Transcribe all the records with complete accuracy.
* * * * *
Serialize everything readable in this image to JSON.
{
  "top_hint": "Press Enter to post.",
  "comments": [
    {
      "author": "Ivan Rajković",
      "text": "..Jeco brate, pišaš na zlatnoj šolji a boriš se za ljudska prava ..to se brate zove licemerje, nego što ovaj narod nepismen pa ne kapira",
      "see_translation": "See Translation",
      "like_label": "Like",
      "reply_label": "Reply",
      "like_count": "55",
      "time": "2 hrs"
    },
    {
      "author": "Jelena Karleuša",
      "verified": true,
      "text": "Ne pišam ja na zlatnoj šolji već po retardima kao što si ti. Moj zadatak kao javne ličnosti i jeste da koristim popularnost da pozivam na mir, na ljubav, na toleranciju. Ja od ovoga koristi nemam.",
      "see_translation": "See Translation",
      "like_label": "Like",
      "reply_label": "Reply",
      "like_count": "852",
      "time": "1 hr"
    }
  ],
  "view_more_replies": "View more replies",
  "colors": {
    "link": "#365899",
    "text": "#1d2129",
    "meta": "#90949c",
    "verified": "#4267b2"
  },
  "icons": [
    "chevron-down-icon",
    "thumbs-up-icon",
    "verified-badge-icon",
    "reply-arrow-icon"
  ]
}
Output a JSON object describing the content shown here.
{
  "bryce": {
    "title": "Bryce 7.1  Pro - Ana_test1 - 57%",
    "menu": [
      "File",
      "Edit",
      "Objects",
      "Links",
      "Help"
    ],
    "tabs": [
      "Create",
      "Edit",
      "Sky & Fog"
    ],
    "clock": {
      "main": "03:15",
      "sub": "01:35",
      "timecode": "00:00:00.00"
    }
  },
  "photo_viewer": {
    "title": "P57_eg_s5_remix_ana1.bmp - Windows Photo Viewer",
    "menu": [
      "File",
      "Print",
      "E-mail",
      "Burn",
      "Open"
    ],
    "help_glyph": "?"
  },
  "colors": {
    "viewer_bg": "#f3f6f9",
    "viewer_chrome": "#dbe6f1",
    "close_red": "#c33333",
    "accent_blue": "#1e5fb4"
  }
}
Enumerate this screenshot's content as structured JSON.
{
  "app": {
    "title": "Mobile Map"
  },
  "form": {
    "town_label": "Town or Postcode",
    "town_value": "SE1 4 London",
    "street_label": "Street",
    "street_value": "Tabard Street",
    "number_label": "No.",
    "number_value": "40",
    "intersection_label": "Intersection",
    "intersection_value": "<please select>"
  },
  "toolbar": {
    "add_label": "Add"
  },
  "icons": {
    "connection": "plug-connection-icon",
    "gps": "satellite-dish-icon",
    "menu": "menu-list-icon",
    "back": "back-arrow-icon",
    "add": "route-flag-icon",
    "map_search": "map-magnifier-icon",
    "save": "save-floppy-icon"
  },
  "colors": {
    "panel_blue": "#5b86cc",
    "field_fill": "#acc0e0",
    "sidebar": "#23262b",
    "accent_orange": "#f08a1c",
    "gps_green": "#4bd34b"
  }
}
* * * * *
* FULL OUTPUT
Serialize everything readable in this image to JSON.
{
  "top_hint": "Press Enter to post.",
  "comments": [
    {
      "author": "Ivan Rajković",
      "text": "..Jeco brate, pišaš na zlatnoj šolji a boriš se za ljudska prava ..to se brate zove licemerje, nego što ovaj narod nepismen pa ne kapira",
      "see_translation": "See Translation",
      "like_label": "Like",
      "reply_label": "Reply",
      "like_count": "55",
      "time": "2 hrs"
    },
    {
      "author": "Jelena Karleuša",
      "verified": true,
      "text": "Ne pišam ja na zlatnoj šolji već po retardima kao što si ti. Moj zadatak kao javne ličnosti i jeste da koristim popularnost da pozivam na mir, na ljubav, na toleranciju. Ja od ovoga koristi nemam.",
      "see_translation": "See Translation",
      "like_label": "Like",
      "reply_label": "Reply",
      "like_count": "852",
      "time": "1 hr"
    }
  ],
  "view_more_replies": "View more replies",
  "colors": {
    "link": "#365899",
    "text": "#1d2129",
    "meta": "#90949c",
    "verified": "#4267b2"
  },
  "icons": [
    "chevron-down-icon",
    "thumbs-up-icon",
    "verified-badge-icon",
    "reply-arrow-icon"
  ]
}
Output a JSON object describing the content shown here.
{
  "bryce": {
    "title": "Bryce 7.1  Pro - Ana_test1 - 57%",
    "menu": [
      "File",
      "Edit",
      "Objects",
      "Links",
      "Help"
    ],
    "tabs": [
      "Create",
      "Edit",
      "Sky & Fog"
    ],
    "clock": {
      "main": "03:15",
      "sub": "01:35",
      "timecode": "00:00:00.00"
    }
  },
  "photo_viewer": {
    "title": "P57_eg_s5_remix_ana1.bmp - Windows Photo Viewer",
    "menu": [
      "File",
      "Print",
      "E-mail",
      "Burn",
      "Open"
    ],
    "help_glyph": "?"
  },
  "colors": {
    "viewer_bg": "#f3f6f9",
    "viewer_chrome": "#dbe6f1",
    "close_red": "#c33333",
    "accent_blue": "#1e5fb4"
  }
}
Enumerate this screenshot's content as structured JSON.
{
  "app": {
    "title": "Mobile Map"
  },
  "form": {
    "town_label": "Town or Postcode",
    "town_value": "SE1 4 London",
    "street_label": "Street",
    "street_value": "Tabard Street",
    "number_label": "No.",
    "number_value": "40",
    "intersection_label": "Intersection",
    "intersection_value": "<please select>"
  },
  "toolbar": {
    "add_label": "Add"
  },
  "icons": {
    "connection": "plug-connection-icon",
    "gps": "satellite-dish-icon",
    "menu": "menu-list-icon",
    "back": "back-arrow-icon",
    "add": "route-flag-icon",
    "map_search": "map-magnifier-icon",
    "save": "save-floppy-icon"
  },
  "colors": {
    "panel_blue": "#5b86cc",
    "field_fill": "#acc0e0",
    "sidebar": "#23262b",
    "accent_orange": "#f08a1c",
    "gps_green": "#4bd34b"
  }
}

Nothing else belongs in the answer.